__Excerpted data__.

>>>>

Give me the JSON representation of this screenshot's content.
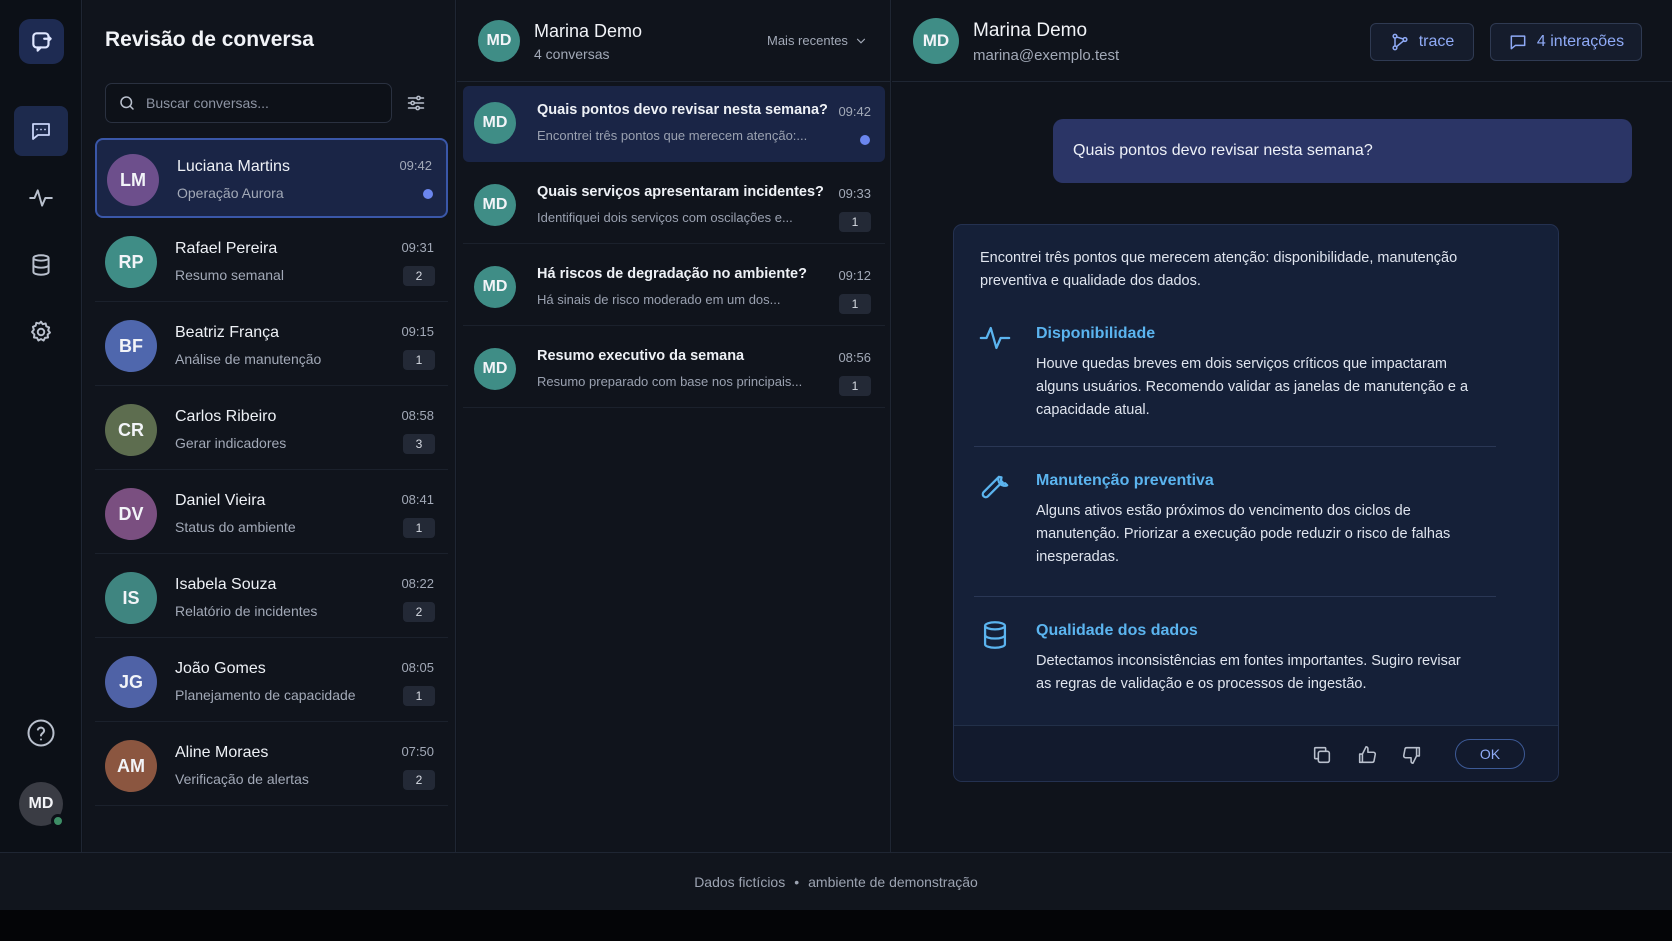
{
  "colors": {
    "accent": "#6b86ee",
    "section_title": "#5bb4ef",
    "active_bg": "#1a2546"
  },
  "rail": {
    "logo_icon": "chat-window-logo-icon",
    "nav": [
      {
        "name": "conversations",
        "icon": "message-square-icon",
        "active": true
      },
      {
        "name": "activity",
        "icon": "pulse-icon",
        "active": false
      },
      {
        "name": "database",
        "icon": "database-icon",
        "active": false
      },
      {
        "name": "settings",
        "icon": "gear-icon",
        "active": false
      }
    ],
    "help_icon": "help-circle-icon",
    "user_initials": "MD"
  },
  "list": {
    "title": "Revisão de conversa",
    "search_placeholder": "Buscar conversas...",
    "contacts": [
      {
        "initials": "LM",
        "name": "Luciana Martins",
        "subtitle": "Operação Aurora",
        "time": "09:42",
        "badge": "",
        "unread": true,
        "active": true,
        "color": "#6d4f8c"
      },
      {
        "initials": "RP",
        "name": "Rafael Pereira",
        "subtitle": "Resumo semanal",
        "time": "09:31",
        "badge": "2",
        "unread": false,
        "active": false,
        "color": "#3f8d86"
      },
      {
        "initials": "BF",
        "name": "Beatriz França",
        "subtitle": "Análise de manutenção",
        "time": "09:15",
        "badge": "1",
        "unread": false,
        "active": false,
        "color": "#4f67ad"
      },
      {
        "initials": "CR",
        "name": "Carlos Ribeiro",
        "subtitle": "Gerar indicadores",
        "time": "08:58",
        "badge": "3",
        "unread": false,
        "active": false,
        "color": "#5d6d4f"
      },
      {
        "initials": "DV",
        "name": "Daniel Vieira",
        "subtitle": "Status do ambiente",
        "time": "08:41",
        "badge": "1",
        "unread": false,
        "active": false,
        "color": "#7a4f80"
      },
      {
        "initials": "IS",
        "name": "Isabela Souza",
        "subtitle": "Relatório de incidentes",
        "time": "08:22",
        "badge": "2",
        "unread": false,
        "active": false,
        "color": "#3f8580"
      },
      {
        "initials": "JG",
        "name": "João Gomes",
        "subtitle": "Planejamento de capacidade",
        "time": "08:05",
        "badge": "1",
        "unread": false,
        "active": false,
        "color": "#4f62a6"
      },
      {
        "initials": "AM",
        "name": "Aline Moraes",
        "subtitle": "Verificação de alertas",
        "time": "07:50",
        "badge": "2",
        "unread": false,
        "active": false,
        "color": "#8b5640"
      }
    ]
  },
  "conversations": {
    "contact_initials": "MD",
    "contact_name": "Marina Demo",
    "count": "4 conversas",
    "sort_label": "Mais recentes",
    "items": [
      {
        "initials": "MD",
        "question": "Quais pontos devo revisar nesta semana?",
        "preview": "Encontrei três pontos que merecem atenção:...",
        "time": "09:42",
        "badge": "",
        "unread": true,
        "active": true
      },
      {
        "initials": "MD",
        "question": "Quais serviços apresentaram incidentes?",
        "preview": "Identifiquei dois serviços com oscilações e...",
        "time": "09:33",
        "badge": "1",
        "unread": false,
        "active": false
      },
      {
        "initials": "MD",
        "question": "Há riscos de degradação no ambiente?",
        "preview": "Há sinais de risco moderado em um dos...",
        "time": "09:12",
        "badge": "1",
        "unread": false,
        "active": false
      },
      {
        "initials": "MD",
        "question": "Resumo executivo da semana",
        "preview": "Resumo preparado com base nos principais...",
        "time": "08:56",
        "badge": "1",
        "unread": false,
        "active": false
      }
    ]
  },
  "detail": {
    "initials": "MD",
    "name": "Marina Demo",
    "email": "marina@exemplo.test",
    "trace_label": "trace",
    "interactions_label": "4 interações",
    "user_message": "Quais pontos devo revisar nesta semana?",
    "answer_intro": "Encontrei três pontos que merecem atenção: disponibilidade, manutenção preventiva e qualidade dos dados.",
    "sections": [
      {
        "icon": "pulse-icon",
        "title": "Disponibilidade",
        "text": "Houve quedas breves em dois serviços críticos que impactaram alguns usuários. Recomendo validar as janelas de manutenção e a capacidade atual."
      },
      {
        "icon": "wrench-icon",
        "title": "Manutenção preventiva",
        "text": "Alguns ativos estão próximos do vencimento dos ciclos de manutenção. Priorizar a execução pode reduzir o risco de falhas inesperadas."
      },
      {
        "icon": "database-icon",
        "title": "Qualidade dos dados",
        "text": "Detectamos inconsistências em fontes importantes. Sugiro revisar as regras de validação e os processos de ingestão."
      }
    ],
    "ok_label": "OK"
  },
  "footer": {
    "left": "Dados fictícios",
    "separator": "•",
    "right": "ambiente de demonstração"
  }
}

<<<<

__Problem to work on__. Pictures are excluded; copy every other part of the records exactly.

__Answer to this problem__.
Give me the JSON representation of this screenshot's content.
{
  "colors": {
    "accent": "#6b86ee",
    "section_title": "#5bb4ef",
    "active_bg": "#1a2546"
  },
  "rail": {
    "logo_icon": "chat-window-logo-icon",
    "nav": [
      {
        "name": "conversations",
        "icon": "message-square-icon",
        "active": true
      },
      {
        "name": "activity",
        "icon": "pulse-icon",
        "active": false
      },
      {
        "name": "database",
        "icon": "database-icon",
        "active": false
      },
      {
        "name": "settings",
        "icon": "gear-icon",
        "active": false
      }
    ],
    "help_icon": "help-circle-icon",
    "user_initials": "MD"
  },
  "list": {
    "title": "Revisão de conversa",
    "search_placeholder": "Buscar conversas...",
    "contacts": [
      {
        "initials": "LM",
        "name": "Luciana Martins",
        "subtitle": "Operação Aurora",
        "time": "09:42",
        "badge": "",
        "unread": true,
        "active": true,
        "color": "#6d4f8c"
      },
      {
        "initials": "RP",
        "name": "Rafael Pereira",
        "subtitle": "Resumo semanal",
        "time": "09:31",
        "badge": "2",
        "unread": false,
        "active": false,
        "color": "#3f8d86"
      },
      {
        "initials": "BF",
        "name": "Beatriz França",
        "subtitle": "Análise de manutenção",
        "time": "09:15",
        "badge": "1",
        "unread": false,
        "active": false,
        "color": "#4f67ad"
      },
      {
        "initials": "CR",
        "name": "Carlos Ribeiro",
        "subtitle": "Gerar indicadores",
        "time": "08:58",
        "badge": "3",
        "unread": false,
        "active": false,
        "color": "#5d6d4f"
      },
      {
        "initials": "DV",
        "name": "Daniel Vieira",
        "subtitle": "Status do ambiente",
        "time": "08:41",
        "badge": "1",
        "unread": false,
        "active": false,
        "color": "#7a4f80"
      },
      {
        "initials": "IS",
        "name": "Isabela Souza",
        "subtitle": "Relatório de incidentes",
        "time": "08:22",
        "badge": "2",
        "unread": false,
        "active": false,
        "color": "#3f8580"
      },
      {
        "initials": "JG",
        "name": "João Gomes",
        "subtitle": "Planejamento de capacidade",
        "time": "08:05",
        "badge": "1",
        "unread": false,
        "active": false,
        "color": "#4f62a6"
      },
      {
        "initials": "AM",
        "name": "Aline Moraes",
        "subtitle": "Verificação de alertas",
        "time": "07:50",
        "badge": "2",
        "unread": false,
        "active": false,
        "color": "#8b5640"
      }
    ]
  },
  "conversations": {
    "contact_initials": "MD",
    "contact_name": "Marina Demo",
    "count": "4 conversas",
    "sort_label": "Mais recentes",
    "items": [
      {
        "initials": "MD",
        "question": "Quais pontos devo revisar nesta semana?",
        "preview": "Encontrei três pontos que merecem atenção:...",
        "time": "09:42",
        "badge": "",
        "unread": true,
        "active": true
      },
      {
        "initials": "MD",
        "question": "Quais serviços apresentaram incidentes?",
        "preview": "Identifiquei dois serviços com oscilações e...",
        "time": "09:33",
        "badge": "1",
        "unread": false,
        "active": false
      },
      {
        "initials": "MD",
        "question": "Há riscos de degradação no ambiente?",
        "preview": "Há sinais de risco moderado em um dos...",
        "time": "09:12",
        "badge": "1",
        "unread": false,
        "active": false
      },
      {
        "initials": "MD",
        "question": "Resumo executivo da semana",
        "preview": "Resumo preparado com base nos principais...",
        "time": "08:56",
        "badge": "1",
        "unread": false,
        "active": false
      }
    ]
  },
  "detail": {
    "initials": "MD",
    "name": "Marina Demo",
    "email": "marina@exemplo.test",
    "trace_label": "trace",
    "interactions_label": "4 interações",
    "user_message": "Quais pontos devo revisar nesta semana?",
    "answer_intro": "Encontrei três pontos que merecem atenção: disponibilidade, manutenção preventiva e qualidade dos dados.",
    "sections": [
      {
        "icon": "pulse-icon",
        "title": "Disponibilidade",
        "text": "Houve quedas breves em dois serviços críticos que impactaram alguns usuários. Recomendo validar as janelas de manutenção e a capacidade atual."
      },
      {
        "icon": "wrench-icon",
        "title": "Manutenção preventiva",
        "text": "Alguns ativos estão próximos do vencimento dos ciclos de manutenção. Priorizar a execução pode reduzir o risco de falhas inesperadas."
      },
      {
        "icon": "database-icon",
        "title": "Qualidade dos dados",
        "text": "Detectamos inconsistências em fontes importantes. Sugiro revisar as regras de validação e os processos de ingestão."
      }
    ],
    "ok_label": "OK"
  },
  "footer": {
    "left": "Dados fictícios",
    "separator": "•",
    "right": "ambiente de demonstração"
  }
}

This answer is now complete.